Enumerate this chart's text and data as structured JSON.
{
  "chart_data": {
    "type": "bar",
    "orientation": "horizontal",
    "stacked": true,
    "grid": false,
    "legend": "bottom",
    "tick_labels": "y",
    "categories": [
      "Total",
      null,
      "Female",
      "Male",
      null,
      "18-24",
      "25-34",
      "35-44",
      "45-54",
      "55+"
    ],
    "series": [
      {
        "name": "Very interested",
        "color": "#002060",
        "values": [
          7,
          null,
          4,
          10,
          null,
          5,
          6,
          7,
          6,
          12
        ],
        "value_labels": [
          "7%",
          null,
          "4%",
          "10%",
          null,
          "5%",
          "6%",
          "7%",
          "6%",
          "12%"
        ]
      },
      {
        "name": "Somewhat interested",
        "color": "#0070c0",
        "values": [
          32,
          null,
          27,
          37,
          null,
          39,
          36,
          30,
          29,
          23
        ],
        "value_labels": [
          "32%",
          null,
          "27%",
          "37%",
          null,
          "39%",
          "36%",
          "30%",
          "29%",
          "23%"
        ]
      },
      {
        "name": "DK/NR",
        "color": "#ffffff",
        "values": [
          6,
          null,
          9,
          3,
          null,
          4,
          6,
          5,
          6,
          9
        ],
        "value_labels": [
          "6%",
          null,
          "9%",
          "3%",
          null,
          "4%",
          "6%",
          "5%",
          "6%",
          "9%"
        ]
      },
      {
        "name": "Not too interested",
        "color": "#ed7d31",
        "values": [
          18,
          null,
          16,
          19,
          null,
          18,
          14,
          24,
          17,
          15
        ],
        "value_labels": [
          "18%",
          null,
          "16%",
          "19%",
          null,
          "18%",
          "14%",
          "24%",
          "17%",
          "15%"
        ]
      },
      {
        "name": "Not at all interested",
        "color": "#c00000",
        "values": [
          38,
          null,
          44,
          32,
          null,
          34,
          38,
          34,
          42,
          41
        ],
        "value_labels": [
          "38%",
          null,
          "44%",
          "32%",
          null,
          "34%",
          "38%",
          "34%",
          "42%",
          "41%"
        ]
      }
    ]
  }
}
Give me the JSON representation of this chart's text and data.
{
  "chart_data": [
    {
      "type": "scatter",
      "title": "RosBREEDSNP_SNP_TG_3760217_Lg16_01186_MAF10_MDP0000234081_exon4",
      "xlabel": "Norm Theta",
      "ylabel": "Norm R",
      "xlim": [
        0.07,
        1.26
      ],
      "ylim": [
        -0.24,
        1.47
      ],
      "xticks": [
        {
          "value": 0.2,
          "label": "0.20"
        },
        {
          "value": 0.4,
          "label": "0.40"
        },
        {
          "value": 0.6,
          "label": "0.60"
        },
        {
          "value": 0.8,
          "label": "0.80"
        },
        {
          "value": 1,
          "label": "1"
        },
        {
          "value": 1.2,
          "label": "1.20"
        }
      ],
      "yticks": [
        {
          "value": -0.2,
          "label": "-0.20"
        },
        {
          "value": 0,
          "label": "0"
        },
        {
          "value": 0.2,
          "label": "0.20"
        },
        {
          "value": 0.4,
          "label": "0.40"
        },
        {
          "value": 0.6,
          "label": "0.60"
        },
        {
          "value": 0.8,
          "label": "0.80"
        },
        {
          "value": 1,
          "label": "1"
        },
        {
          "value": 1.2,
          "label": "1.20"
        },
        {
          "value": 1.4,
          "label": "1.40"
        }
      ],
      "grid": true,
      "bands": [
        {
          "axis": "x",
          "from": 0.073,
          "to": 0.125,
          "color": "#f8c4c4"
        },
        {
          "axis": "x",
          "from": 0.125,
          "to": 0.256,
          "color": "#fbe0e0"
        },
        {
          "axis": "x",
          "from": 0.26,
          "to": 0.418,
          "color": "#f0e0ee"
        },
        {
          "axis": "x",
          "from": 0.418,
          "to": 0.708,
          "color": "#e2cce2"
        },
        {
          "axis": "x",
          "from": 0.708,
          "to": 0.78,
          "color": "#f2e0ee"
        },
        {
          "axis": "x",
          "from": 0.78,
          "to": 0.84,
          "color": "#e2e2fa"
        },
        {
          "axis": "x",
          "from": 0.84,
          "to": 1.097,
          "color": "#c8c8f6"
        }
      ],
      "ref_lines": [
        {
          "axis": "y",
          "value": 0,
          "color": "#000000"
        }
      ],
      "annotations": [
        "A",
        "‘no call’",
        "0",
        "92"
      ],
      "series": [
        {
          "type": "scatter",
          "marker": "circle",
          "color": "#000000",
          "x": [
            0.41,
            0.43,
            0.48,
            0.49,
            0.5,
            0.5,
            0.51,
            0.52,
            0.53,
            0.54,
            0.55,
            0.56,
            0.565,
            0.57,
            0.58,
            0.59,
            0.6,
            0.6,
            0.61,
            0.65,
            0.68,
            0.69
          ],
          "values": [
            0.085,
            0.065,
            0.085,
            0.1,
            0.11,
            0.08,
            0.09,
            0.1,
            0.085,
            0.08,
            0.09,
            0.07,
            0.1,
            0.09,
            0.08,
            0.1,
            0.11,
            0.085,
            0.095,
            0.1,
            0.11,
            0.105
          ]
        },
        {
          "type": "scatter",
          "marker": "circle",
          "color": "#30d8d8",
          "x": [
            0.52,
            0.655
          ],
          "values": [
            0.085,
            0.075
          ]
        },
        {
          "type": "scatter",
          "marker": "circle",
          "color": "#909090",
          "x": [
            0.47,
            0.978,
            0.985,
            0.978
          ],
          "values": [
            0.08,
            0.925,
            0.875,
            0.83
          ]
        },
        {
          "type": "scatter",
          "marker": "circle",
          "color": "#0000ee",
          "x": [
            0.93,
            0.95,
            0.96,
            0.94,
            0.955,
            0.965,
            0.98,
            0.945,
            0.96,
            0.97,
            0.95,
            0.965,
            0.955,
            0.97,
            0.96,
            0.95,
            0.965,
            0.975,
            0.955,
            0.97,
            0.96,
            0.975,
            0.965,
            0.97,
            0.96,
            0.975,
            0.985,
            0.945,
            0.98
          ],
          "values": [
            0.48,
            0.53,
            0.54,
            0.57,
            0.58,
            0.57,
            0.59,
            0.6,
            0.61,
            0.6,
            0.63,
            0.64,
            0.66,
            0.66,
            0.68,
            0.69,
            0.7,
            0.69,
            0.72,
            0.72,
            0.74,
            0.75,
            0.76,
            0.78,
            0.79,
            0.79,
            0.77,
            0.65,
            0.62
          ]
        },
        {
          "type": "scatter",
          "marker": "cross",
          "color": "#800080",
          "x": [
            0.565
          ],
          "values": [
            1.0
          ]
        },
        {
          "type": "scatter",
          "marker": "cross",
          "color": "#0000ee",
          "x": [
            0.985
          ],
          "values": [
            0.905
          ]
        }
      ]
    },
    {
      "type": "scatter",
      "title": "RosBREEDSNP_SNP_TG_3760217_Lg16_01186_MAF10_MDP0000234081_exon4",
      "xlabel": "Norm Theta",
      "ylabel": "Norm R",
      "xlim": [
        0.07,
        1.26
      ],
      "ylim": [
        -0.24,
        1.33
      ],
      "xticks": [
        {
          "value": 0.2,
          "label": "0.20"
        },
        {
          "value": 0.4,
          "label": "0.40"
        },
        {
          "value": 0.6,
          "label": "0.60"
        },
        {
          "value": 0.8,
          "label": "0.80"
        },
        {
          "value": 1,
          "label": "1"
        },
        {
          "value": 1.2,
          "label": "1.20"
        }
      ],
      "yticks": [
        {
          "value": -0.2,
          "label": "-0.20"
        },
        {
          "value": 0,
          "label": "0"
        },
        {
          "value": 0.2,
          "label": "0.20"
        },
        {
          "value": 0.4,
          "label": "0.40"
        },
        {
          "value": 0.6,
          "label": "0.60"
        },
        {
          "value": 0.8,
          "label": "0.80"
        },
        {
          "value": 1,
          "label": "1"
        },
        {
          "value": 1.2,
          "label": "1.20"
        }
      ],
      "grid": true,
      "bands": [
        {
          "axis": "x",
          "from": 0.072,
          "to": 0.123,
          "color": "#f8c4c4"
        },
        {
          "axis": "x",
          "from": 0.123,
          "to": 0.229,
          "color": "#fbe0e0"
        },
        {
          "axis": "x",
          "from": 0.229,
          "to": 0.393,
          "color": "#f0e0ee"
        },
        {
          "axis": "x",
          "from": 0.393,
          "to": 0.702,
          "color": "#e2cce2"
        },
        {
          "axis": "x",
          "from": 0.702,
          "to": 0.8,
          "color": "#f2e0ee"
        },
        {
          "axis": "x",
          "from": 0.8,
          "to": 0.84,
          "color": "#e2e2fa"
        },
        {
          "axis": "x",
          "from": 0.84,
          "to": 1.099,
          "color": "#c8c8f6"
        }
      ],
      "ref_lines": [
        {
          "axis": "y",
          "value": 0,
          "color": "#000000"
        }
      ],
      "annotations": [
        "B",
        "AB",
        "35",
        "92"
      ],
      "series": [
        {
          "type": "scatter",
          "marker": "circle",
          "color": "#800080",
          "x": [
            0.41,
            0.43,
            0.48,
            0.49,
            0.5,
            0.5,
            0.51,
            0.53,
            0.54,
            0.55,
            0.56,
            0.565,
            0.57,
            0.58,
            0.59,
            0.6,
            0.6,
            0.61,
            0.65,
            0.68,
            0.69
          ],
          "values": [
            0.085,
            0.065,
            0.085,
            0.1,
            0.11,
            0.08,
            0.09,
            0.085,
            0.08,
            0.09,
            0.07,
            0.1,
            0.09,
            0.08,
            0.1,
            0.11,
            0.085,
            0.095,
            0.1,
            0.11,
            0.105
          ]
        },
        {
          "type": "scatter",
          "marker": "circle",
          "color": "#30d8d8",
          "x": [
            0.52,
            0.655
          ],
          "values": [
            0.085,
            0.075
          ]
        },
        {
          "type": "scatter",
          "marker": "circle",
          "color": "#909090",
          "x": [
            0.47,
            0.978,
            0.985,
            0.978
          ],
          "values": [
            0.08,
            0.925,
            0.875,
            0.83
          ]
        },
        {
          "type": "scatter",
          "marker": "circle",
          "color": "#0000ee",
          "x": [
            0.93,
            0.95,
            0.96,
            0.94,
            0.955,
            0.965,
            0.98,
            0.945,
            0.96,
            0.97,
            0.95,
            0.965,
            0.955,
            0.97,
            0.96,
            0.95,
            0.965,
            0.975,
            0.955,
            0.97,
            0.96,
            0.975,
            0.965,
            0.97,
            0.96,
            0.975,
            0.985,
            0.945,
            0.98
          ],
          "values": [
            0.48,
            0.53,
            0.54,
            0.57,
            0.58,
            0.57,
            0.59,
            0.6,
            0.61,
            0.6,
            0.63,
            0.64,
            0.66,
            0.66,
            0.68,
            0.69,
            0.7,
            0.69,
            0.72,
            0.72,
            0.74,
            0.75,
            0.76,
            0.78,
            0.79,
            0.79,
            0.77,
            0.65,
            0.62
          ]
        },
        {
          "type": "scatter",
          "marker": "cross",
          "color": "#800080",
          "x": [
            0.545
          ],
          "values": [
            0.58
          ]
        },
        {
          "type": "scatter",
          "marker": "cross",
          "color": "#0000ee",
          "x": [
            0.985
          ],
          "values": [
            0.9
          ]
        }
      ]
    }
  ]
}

SHORT TASK:
Copy all lines from the material that contain "name".

TASK ANSWER:
        "name": "Very interested",
        "name": "Somewhat interested",
        "name": "DK/NR",
        "name": "Not too interested",
        "name": "Not at all interested",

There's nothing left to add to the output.